_DOCUMENT SECTION_
:::
1. At a Glance
Bajel Projects Ltd – the Bajaj family’s latest experiment in the electricity buffet – is a 2022-born EPC player already pulling ₹2,645 crore in sales, but with profits that could barely power a 40W bulb. The company’s September 2025 quarter saw revenue of ₹614 crore and PAT of ₹3.6 crore, down 7.3% and 1.6% QoQ respectively, with an OPM of 3.34% — an improvement, but still thinner than wafer paper.
At ₹180 a share and a market cap of ₹2,089 crore, Bajel trades at a nosebleed P/E of 163x, making even tech unicorns blush. Promoters hold 62.55%, Bajaj family fingerprints are all over, and institutions – clearly fans of family legacies – own another 18%.
Debt is modest at ₹113 crore, debt-to-equity just 0.16, and ROCE a respectable 12.1%. But ROE? A sleepy 2.5%. The stock is down -22% over the past year. So yes, the Bajaj aura didn’t exactly electrify investors yet.
But who doesn’t love a power story? Especially one where Bajaj Electricals spun off its EPC arm, gave it a new suit, and said, “Beta, ab tu khud sambhal.”
2. Introduction – From Wires to Empires
Bajel Projects is the fresh-faced scion of the mighty Bajaj empire, carved out from Bajaj Electricals in 2022. Imagine the Bajaj clan looking at their 85-year-old electrical giant and saying, “EPC is not getting enough limelight; let’s list it separately and test investor patience.”
And here we are — Bajel Projects, an Engineering, Procurement, and Construction (EPC) player working on power transmission, distribution, and international projects. In short: they build the highways for electricity to travel, and occasionally export steel poles that hold up the system.
From 765kV transmission lines to village electrification drives, Bajel has dipped its cables into every socket. With an order book of ₹2,792 crore and an ambition to deliver double-digit growth with high single-digit margins, it’s trying to go from “Bajaj ka chhota” to “Bajaj ka bada.”
But with margins stuck around 3% and “other income” contributing nearly a quarter of profits, you can’t help but wonder: is Bajel a power EPC story or a polite reminder that margins in this sector are thinner than your cable TV wire?
Still, let’s give credit where it’s due – Bajel has executed 7,900+ circuit km of transmission lines, 40+ substations, and electrified 50,000+ villages. Not bad for a two-year-old company, right? But in the EPC business, execution is only half the game; payment collection is the other half, and that’s where the real comedy begins.
3. Business Model – WTF Do They Even Do?
:::
_SUPPLIED DATA_
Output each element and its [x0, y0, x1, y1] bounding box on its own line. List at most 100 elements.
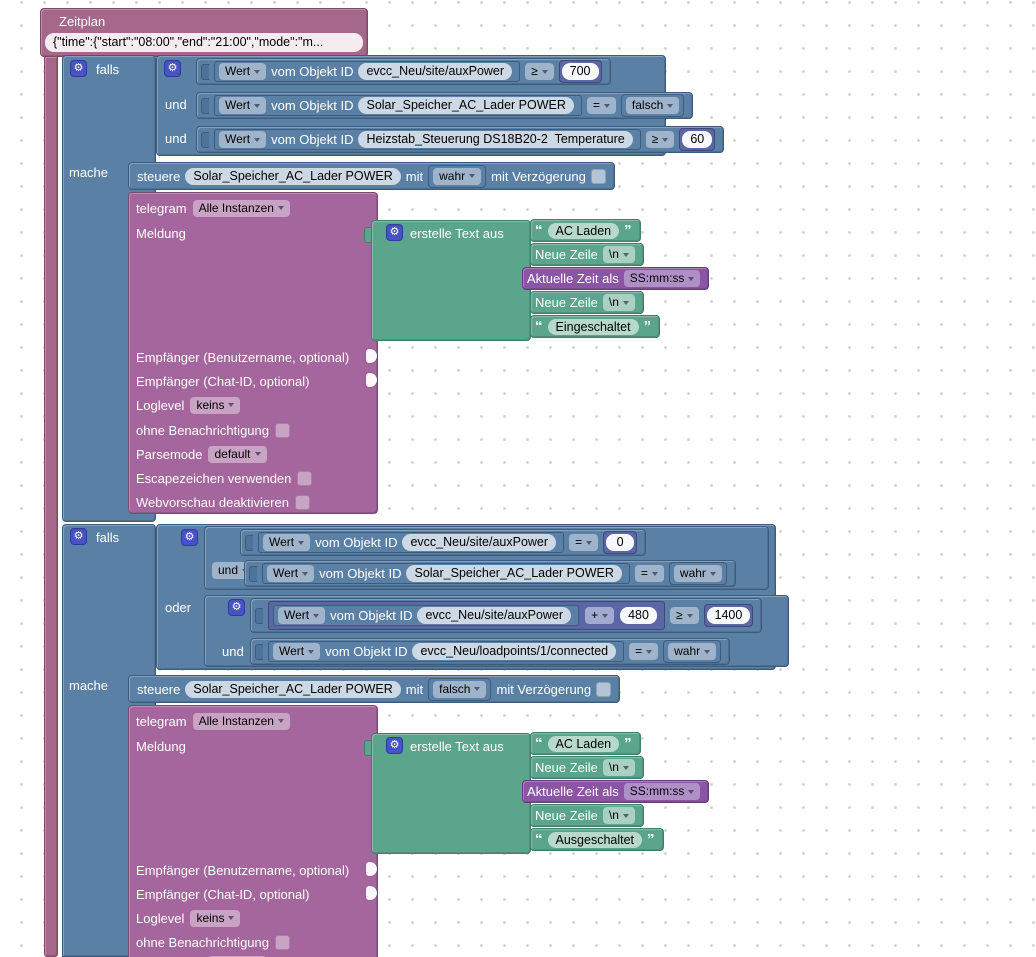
:::
_REQUIREMENTS_
A - Extract the passage of the Bajel Projects overview starting with "1. At a Glance" and going on through "than wafer paper.".
B - According to the Bajel Projects overview, how large is the company's order book?
Rely only on the Bajel Projects overview, not the lines.

_WORKED ANSWERS_
A -
1. At a Glance
Bajel Projects Ltd – the Bajaj family’s latest experiment in the electricity buffet – is a 2022-born EPC player already pulling ₹2,645 crore in sales, but with profits that could barely power a 40W bulb. The company’s September 2025 quarter saw revenue of ₹614 crore and PAT of ₹3.6 crore, down 7.3% and 1.6% QoQ respectively, with an OPM of 3.34% — an improvement, but still thinner than wafer paper.

B - ₹2,792 crore